**What you should do:** Extract each line from the entries below that has the string "document" in it.

-- Start Material for this task --

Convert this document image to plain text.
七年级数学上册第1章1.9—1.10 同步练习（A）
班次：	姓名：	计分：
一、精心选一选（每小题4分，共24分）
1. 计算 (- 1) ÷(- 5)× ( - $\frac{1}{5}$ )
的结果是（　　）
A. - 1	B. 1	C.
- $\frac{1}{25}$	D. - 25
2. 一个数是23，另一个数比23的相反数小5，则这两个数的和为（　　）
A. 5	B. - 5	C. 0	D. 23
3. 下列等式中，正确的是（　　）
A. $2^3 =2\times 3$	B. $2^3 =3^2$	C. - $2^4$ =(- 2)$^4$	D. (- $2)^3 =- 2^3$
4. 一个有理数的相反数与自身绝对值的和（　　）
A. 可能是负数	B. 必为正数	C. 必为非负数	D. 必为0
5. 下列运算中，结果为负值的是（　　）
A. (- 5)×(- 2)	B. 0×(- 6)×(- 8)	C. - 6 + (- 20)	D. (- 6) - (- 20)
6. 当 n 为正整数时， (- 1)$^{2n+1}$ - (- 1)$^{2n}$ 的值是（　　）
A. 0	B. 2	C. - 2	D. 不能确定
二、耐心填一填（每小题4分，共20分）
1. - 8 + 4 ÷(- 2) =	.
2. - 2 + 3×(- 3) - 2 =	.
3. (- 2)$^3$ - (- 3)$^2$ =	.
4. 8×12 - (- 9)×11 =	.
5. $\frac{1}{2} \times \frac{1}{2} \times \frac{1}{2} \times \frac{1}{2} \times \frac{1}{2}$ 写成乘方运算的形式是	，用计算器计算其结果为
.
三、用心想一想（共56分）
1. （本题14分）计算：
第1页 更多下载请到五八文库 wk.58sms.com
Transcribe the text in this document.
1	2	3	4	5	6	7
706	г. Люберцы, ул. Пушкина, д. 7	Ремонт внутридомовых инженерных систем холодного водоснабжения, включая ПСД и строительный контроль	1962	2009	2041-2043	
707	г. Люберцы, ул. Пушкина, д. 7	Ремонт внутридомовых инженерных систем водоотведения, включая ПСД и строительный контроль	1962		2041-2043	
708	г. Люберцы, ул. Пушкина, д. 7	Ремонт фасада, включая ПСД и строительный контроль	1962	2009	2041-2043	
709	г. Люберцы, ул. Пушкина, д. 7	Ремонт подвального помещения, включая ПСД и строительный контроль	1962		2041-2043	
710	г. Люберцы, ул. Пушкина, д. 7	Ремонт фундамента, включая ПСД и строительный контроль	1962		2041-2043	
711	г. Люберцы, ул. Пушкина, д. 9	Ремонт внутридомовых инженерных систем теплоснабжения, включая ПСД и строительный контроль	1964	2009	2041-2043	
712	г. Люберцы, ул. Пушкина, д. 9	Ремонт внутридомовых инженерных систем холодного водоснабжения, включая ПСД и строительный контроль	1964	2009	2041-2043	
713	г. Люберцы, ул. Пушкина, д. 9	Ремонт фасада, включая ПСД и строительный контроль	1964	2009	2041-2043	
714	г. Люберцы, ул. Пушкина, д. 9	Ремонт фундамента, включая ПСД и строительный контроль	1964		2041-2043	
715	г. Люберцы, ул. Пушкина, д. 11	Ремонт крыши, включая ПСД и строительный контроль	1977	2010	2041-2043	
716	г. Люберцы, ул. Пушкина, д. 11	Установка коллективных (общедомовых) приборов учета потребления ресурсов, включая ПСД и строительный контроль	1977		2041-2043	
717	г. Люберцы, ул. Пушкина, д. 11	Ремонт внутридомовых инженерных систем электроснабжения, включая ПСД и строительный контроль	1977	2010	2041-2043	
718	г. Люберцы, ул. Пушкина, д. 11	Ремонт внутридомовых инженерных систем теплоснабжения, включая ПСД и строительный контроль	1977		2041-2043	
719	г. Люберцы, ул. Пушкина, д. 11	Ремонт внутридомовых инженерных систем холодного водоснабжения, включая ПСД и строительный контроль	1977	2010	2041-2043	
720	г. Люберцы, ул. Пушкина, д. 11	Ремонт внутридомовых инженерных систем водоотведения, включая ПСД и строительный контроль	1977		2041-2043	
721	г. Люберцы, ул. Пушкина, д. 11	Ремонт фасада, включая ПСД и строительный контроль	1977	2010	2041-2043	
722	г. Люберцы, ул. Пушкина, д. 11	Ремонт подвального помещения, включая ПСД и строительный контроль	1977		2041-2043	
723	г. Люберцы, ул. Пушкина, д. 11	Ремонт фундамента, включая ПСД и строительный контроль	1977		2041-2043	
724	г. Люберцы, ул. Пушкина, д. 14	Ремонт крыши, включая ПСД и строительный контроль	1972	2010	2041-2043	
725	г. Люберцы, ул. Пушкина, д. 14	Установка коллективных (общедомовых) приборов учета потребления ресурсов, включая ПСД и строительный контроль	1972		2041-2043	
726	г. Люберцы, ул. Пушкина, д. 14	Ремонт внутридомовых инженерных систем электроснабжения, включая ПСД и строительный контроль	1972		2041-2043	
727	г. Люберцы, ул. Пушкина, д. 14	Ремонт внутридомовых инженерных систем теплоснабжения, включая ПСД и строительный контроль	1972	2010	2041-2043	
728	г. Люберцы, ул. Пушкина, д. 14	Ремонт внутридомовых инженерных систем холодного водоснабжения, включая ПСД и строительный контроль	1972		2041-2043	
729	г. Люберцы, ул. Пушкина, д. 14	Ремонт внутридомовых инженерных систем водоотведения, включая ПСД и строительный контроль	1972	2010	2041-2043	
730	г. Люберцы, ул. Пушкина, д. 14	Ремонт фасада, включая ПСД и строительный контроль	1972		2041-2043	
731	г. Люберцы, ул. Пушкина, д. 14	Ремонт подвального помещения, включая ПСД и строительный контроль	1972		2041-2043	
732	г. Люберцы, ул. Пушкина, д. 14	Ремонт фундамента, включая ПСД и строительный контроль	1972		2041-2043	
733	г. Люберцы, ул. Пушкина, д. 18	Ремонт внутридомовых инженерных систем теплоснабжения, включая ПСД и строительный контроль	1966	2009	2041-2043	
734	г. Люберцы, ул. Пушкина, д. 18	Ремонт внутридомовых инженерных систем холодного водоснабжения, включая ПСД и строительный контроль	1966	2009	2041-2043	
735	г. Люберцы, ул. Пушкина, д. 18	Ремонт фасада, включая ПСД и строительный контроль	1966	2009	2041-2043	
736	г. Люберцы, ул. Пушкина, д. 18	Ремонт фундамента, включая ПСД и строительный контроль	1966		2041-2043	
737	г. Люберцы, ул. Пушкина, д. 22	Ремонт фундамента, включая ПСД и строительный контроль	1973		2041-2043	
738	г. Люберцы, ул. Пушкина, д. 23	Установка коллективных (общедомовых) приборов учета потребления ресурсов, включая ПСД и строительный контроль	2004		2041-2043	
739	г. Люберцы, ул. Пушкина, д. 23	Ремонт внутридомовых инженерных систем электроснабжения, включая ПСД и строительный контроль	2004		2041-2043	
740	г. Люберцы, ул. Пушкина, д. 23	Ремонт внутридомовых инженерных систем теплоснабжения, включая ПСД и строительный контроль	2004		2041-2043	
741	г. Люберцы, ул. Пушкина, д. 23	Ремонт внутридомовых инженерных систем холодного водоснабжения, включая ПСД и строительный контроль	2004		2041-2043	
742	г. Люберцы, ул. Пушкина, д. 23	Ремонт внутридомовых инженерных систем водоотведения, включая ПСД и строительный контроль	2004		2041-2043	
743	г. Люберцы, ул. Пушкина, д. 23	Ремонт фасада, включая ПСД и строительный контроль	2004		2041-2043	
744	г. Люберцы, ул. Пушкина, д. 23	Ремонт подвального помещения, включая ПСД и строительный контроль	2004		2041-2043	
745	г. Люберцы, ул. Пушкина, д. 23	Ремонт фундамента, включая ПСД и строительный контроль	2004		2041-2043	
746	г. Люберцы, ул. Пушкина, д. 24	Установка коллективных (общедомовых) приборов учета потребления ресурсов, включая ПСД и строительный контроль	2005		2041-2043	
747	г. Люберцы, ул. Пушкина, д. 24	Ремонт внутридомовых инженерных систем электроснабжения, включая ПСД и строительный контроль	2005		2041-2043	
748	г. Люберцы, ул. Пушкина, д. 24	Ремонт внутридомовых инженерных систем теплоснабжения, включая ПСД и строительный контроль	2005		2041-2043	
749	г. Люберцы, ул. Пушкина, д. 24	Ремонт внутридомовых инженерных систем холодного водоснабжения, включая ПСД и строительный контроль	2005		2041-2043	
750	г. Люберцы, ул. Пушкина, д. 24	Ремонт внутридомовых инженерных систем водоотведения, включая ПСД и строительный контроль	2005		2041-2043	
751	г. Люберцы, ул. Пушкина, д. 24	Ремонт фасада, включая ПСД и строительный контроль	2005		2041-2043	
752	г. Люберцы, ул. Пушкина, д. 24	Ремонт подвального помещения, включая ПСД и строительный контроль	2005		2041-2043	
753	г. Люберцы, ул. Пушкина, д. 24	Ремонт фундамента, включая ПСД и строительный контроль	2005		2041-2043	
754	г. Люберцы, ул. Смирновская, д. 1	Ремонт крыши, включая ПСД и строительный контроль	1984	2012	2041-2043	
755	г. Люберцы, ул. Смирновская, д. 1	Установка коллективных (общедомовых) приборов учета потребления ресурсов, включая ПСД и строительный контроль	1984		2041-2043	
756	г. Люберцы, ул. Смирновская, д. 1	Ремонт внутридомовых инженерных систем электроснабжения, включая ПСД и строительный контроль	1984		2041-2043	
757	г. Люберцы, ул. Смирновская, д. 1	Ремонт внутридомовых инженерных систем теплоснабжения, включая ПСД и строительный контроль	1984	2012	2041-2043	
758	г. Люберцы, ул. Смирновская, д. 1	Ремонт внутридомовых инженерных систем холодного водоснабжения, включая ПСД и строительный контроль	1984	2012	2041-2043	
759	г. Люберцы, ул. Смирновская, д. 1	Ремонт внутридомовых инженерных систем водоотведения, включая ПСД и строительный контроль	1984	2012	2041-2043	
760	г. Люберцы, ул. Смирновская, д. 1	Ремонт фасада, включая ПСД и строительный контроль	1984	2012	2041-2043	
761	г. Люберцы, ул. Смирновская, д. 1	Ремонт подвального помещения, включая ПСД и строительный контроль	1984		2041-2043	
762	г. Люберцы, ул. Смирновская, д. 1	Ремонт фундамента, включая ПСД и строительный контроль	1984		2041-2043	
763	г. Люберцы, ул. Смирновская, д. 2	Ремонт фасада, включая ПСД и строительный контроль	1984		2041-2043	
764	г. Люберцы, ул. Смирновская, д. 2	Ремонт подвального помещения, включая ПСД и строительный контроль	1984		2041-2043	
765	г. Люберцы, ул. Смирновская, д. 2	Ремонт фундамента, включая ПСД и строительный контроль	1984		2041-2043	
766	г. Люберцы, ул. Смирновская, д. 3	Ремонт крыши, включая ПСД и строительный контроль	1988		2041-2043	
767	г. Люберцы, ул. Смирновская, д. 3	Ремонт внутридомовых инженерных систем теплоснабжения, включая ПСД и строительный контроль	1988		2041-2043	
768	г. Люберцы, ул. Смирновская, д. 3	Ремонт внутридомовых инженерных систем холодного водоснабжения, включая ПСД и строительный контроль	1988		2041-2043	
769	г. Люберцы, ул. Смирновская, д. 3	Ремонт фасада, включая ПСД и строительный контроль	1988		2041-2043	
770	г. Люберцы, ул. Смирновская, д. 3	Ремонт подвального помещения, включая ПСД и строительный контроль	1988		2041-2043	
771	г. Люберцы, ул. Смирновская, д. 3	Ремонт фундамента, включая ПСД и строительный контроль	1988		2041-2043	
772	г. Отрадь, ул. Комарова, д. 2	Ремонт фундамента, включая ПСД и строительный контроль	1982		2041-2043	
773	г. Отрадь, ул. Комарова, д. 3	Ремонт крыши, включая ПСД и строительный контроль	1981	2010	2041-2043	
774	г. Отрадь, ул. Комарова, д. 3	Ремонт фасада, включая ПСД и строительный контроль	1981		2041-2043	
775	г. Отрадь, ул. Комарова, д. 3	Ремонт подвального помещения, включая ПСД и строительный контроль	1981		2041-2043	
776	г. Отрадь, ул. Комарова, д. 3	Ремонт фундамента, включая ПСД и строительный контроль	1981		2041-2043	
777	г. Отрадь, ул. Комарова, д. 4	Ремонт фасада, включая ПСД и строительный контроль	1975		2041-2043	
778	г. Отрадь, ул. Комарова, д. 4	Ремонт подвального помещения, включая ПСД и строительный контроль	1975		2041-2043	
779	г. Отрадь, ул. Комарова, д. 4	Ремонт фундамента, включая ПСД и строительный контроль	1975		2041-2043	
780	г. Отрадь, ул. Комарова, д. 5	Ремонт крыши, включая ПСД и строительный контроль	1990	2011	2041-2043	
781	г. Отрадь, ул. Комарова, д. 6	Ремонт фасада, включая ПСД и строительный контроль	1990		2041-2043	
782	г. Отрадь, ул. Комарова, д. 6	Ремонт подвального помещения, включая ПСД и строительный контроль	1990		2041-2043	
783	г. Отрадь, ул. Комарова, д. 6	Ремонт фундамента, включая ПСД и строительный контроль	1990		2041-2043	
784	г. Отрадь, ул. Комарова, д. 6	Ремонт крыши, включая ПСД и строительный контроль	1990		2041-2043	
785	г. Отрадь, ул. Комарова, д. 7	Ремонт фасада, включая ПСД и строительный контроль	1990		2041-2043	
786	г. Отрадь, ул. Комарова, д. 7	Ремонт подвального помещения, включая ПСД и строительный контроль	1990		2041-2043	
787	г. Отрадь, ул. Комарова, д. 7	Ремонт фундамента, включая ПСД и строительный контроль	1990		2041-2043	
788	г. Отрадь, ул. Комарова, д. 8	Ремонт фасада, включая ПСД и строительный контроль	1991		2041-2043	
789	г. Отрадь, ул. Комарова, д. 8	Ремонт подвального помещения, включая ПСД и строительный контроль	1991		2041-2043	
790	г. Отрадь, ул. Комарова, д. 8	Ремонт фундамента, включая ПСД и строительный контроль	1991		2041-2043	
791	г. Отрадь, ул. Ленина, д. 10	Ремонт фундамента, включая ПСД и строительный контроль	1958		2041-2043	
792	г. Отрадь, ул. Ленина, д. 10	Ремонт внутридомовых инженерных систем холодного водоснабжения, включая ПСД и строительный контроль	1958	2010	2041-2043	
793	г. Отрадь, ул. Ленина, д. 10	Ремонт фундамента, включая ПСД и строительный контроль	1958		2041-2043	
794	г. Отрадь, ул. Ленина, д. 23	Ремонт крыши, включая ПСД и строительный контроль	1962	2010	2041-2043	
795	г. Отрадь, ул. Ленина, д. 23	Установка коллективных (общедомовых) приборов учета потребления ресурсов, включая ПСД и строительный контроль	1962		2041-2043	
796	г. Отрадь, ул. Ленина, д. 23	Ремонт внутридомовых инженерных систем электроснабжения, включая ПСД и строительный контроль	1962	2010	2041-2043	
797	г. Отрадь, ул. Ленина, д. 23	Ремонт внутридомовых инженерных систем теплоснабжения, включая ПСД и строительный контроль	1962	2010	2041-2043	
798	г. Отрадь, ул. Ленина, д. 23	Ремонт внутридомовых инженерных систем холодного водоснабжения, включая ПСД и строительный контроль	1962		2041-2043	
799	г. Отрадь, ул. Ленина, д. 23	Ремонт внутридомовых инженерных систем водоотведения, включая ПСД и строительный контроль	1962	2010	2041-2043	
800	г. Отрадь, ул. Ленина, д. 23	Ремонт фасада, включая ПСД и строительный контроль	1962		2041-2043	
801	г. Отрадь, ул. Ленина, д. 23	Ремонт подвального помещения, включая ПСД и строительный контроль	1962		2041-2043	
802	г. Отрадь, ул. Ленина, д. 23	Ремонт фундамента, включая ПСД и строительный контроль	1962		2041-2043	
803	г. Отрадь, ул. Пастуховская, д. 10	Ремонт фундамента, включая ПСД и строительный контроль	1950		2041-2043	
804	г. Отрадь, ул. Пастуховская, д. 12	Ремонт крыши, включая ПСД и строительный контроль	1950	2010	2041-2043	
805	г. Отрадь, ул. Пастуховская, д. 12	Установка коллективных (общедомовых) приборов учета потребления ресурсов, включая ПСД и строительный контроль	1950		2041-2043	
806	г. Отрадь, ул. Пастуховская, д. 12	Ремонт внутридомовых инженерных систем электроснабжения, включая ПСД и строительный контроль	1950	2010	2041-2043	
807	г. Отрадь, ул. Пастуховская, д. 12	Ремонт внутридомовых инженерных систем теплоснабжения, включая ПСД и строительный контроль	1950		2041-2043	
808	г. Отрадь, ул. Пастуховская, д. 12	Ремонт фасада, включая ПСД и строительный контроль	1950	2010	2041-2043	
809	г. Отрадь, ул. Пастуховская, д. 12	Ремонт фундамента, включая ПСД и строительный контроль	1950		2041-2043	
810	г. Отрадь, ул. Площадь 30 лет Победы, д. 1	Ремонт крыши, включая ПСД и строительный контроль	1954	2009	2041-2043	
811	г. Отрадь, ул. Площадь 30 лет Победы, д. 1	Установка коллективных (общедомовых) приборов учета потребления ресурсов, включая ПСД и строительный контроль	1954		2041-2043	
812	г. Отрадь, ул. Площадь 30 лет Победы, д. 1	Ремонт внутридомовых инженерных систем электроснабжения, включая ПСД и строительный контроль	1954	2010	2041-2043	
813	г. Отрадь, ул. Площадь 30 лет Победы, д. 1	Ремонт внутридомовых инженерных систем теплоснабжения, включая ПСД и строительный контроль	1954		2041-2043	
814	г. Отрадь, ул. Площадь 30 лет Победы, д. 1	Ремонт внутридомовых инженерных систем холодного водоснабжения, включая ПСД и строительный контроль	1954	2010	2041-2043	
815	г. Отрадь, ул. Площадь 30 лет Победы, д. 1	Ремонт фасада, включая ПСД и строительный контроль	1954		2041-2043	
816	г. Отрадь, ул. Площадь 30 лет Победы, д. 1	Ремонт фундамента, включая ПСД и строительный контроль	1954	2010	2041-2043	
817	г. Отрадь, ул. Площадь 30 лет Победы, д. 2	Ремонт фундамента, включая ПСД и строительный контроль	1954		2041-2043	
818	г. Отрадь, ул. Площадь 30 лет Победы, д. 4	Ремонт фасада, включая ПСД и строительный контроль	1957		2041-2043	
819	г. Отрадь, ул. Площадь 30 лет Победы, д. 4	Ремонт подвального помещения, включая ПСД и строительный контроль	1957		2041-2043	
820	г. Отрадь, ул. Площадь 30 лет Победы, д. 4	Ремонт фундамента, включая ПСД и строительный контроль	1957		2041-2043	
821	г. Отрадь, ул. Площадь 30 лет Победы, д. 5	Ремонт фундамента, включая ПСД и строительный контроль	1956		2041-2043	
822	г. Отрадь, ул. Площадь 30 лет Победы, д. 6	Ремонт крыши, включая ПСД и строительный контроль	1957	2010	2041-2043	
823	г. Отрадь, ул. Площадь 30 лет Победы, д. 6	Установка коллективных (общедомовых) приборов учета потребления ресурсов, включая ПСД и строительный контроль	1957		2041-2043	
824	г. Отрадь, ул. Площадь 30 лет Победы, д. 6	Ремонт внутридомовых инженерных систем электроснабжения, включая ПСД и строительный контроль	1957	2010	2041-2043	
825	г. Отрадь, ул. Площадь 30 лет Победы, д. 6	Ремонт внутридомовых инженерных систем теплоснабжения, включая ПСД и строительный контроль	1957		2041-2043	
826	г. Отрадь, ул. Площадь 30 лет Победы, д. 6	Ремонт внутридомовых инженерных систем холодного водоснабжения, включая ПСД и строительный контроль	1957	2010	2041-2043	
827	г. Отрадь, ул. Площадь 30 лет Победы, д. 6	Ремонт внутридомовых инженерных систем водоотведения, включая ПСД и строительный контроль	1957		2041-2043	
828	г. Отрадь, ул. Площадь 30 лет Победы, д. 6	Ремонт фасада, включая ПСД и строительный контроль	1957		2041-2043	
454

-- End Material for this task --

**Solution to the exercise:**
Convert this document image to plain text.
Transcribe the text in this document.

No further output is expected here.